Repeat all of the records word for word, but skip any picture.

[[ Records for the exercise open ]]

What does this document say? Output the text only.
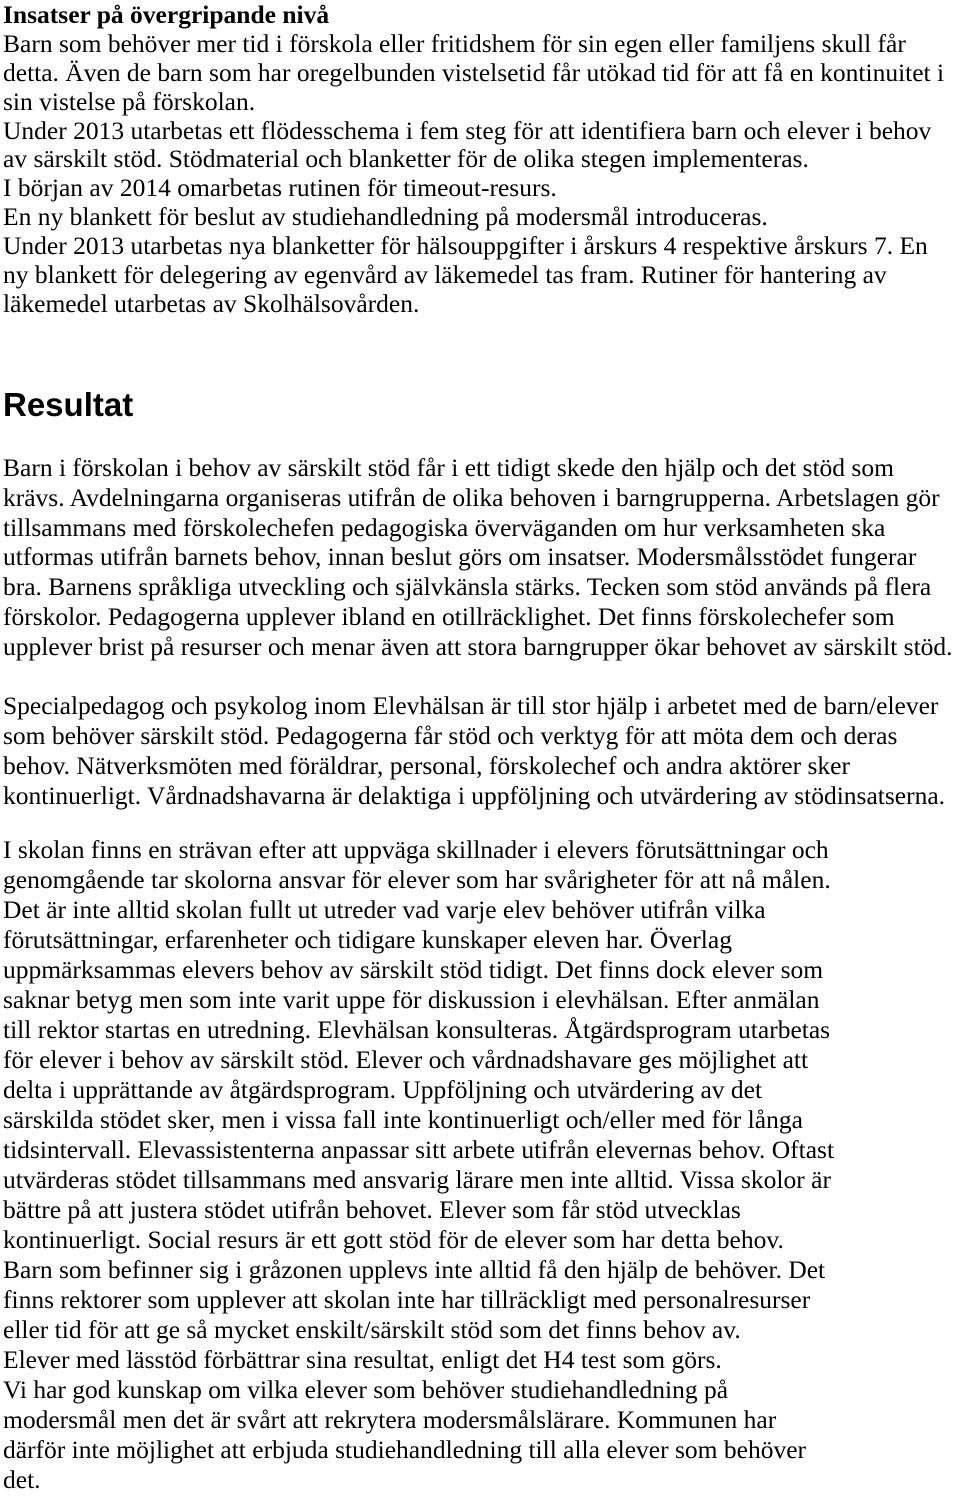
Insatser på övergripande nivå
Barn som behöver mer tid i förskola eller fritidshem för sin egen eller familjens skull får
detta. Även de barn som har oregelbunden vistelsetid får utökad tid för att få en kontinuitet i
sin vistelse på förskolan.
Under 2013 utarbetas ett flödesschema i fem steg för att identifiera barn och elever i behov
av särskilt stöd. Stödmaterial och blanketter för de olika stegen implementeras.
I början av 2014 omarbetas rutinen för timeout-resurs.
En ny blankett för beslut av studiehandledning på modersmål introduceras.
Under 2013 utarbetas nya blanketter för hälsouppgifter i årskurs 4 respektive årskurs 7. En
ny blankett för delegering av egenvård av läkemedel tas fram. Rutiner för hantering av
läkemedel utarbetas av Skolhälsovården.
Resultat
Barn i förskolan i behov av särskilt stöd får i ett tidigt skede den hjälp och det stöd som
krävs. Avdelningarna organiseras utifrån de olika behoven i barngrupperna. Arbetslagen gör
tillsammans med förskolechefen pedagogiska överväganden om hur verksamheten ska
utformas utifrån barnets behov, innan beslut görs om insatser. Modersmålsstödet fungerar
bra. Barnens språkliga utveckling och självkänsla stärks. Tecken som stöd används på flera
förskolor. Pedagogerna upplever ibland en otillräcklighet. Det finns förskolechefer som
upplever brist på resurser och menar även att stora barngrupper ökar behovet av särskilt stöd.
Specialpedagog och psykolog inom Elevhälsan är till stor hjälp i arbetet med de barn/elever
som behöver särskilt stöd. Pedagogerna får stöd och verktyg för att möta dem och deras
behov. Nätverksmöten med föräldrar, personal, förskolechef och andra aktörer sker
kontinuerligt. Vårdnadshavarna är delaktiga i uppföljning och utvärdering av stödinsatserna.
I skolan finns en strävan efter att uppväga skillnader i elevers förutsättningar och
genomgående tar skolorna ansvar för elever som har svårigheter för att nå målen.
Det är inte alltid skolan fullt ut utreder vad varje elev behöver utifrån vilka
förutsättningar, erfarenheter och tidigare kunskaper eleven har. Överlag
uppmärksammas elevers behov av särskilt stöd tidigt. Det finns dock elever som
saknar betyg men som inte varit uppe för diskussion i elevhälsan. Efter anmälan
till rektor startas en utredning. Elevhälsan konsulteras. Åtgärdsprogram utarbetas
för elever i behov av särskilt stöd. Elever och vårdnadshavare ges möjlighet att
delta i upprättande av åtgärdsprogram. Uppföljning och utvärdering av det
särskilda stödet sker, men i vissa fall inte kontinuerligt och/eller med för långa
tidsintervall. Elevassistenterna anpassar sitt arbete utifrån elevernas behov. Oftast
utvärderas stödet tillsammans med ansvarig lärare men inte alltid. Vissa skolor är
bättre på att justera stödet utifrån behovet. Elever som får stöd utvecklas
kontinuerligt. Social resurs är ett gott stöd för de elever som har detta behov.
Barn som befinner sig i gråzonen upplevs inte alltid få den hjälp de behöver. Det
finns rektorer som upplever att skolan inte har tillräckligt med personalresurser
eller tid för att ge så mycket enskilt/särskilt stöd som det finns behov av.
Elever med lässtöd förbättrar sina resultat, enligt det H4 test som görs.
Vi har god kunskap om vilka elever som behöver studiehandledning på
modersmål men det är svårt att rekrytera modersmålslärare. Kommunen har
därför inte möjlighet att erbjuda studiehandledning till alla elever som behöver
det.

[[ Records for the exercise closed ]]

--- Output for this task ---
What does this document say? Output the text only.
Insatser på övergripande nivå
Barn som behöver mer tid i förskola eller fritidshem för sin egen eller familjens skull får
detta. Även de barn som har oregelbunden vistelsetid får utökad tid för att få en kontinuitet i
sin vistelse på förskolan.
Under 2013 utarbetas ett flödesschema i fem steg för att identifiera barn och elever i behov
av särskilt stöd. Stödmaterial och blanketter för de olika stegen implementeras.
I början av 2014 omarbetas rutinen för timeout-resurs.
En ny blankett för beslut av studiehandledning på modersmål introduceras.
Under 2013 utarbetas nya blanketter för hälsouppgifter i årskurs 4 respektive årskurs 7. En
ny blankett för delegering av egenvård av läkemedel tas fram. Rutiner för hantering av
läkemedel utarbetas av Skolhälsovården.
Resultat
Barn i förskolan i behov av särskilt stöd får i ett tidigt skede den hjälp och det stöd som
krävs. Avdelningarna organiseras utifrån de olika behoven i barngrupperna. Arbetslagen gör
tillsammans med förskolechefen pedagogiska överväganden om hur verksamheten ska
utformas utifrån barnets behov, innan beslut görs om insatser. Modersmålsstödet fungerar
bra. Barnens språkliga utveckling och självkänsla stärks. Tecken som stöd används på flera
förskolor. Pedagogerna upplever ibland en otillräcklighet. Det finns förskolechefer som
upplever brist på resurser och menar även att stora barngrupper ökar behovet av särskilt stöd.
Specialpedagog och psykolog inom Elevhälsan är till stor hjälp i arbetet med de barn/elever
som behöver särskilt stöd. Pedagogerna får stöd och verktyg för att möta dem och deras
behov. Nätverksmöten med föräldrar, personal, förskolechef och andra aktörer sker
kontinuerligt. Vårdnadshavarna är delaktiga i uppföljning och utvärdering av stödinsatserna.
I skolan finns en strävan efter att uppväga skillnader i elevers förutsättningar och
genomgående tar skolorna ansvar för elever som har svårigheter för att nå målen.
Det är inte alltid skolan fullt ut utreder vad varje elev behöver utifrån vilka
förutsättningar, erfarenheter och tidigare kunskaper eleven har. Överlag
uppmärksammas elevers behov av särskilt stöd tidigt. Det finns dock elever som
saknar betyg men som inte varit uppe för diskussion i elevhälsan. Efter anmälan
till rektor startas en utredning. Elevhälsan konsulteras. Åtgärdsprogram utarbetas
för elever i behov av särskilt stöd. Elever och vårdnadshavare ges möjlighet att
delta i upprättande av åtgärdsprogram. Uppföljning och utvärdering av det
särskilda stödet sker, men i vissa fall inte kontinuerligt och/eller med för långa
tidsintervall. Elevassistenterna anpassar sitt arbete utifrån elevernas behov. Oftast
utvärderas stödet tillsammans med ansvarig lärare men inte alltid. Vissa skolor är
bättre på att justera stödet utifrån behovet. Elever som får stöd utvecklas
kontinuerligt. Social resurs är ett gott stöd för de elever som har detta behov.
Barn som befinner sig i gråzonen upplevs inte alltid få den hjälp de behöver. Det
finns rektorer som upplever att skolan inte har tillräckligt med personalresurser
eller tid för att ge så mycket enskilt/särskilt stöd som det finns behov av.
Elever med lässtöd förbättrar sina resultat, enligt det H4 test som görs.
Vi har god kunskap om vilka elever som behöver studiehandledning på
modersmål men det är svårt att rekrytera modersmålslärare. Kommunen har
därför inte möjlighet att erbjuda studiehandledning till alla elever som behöver
det.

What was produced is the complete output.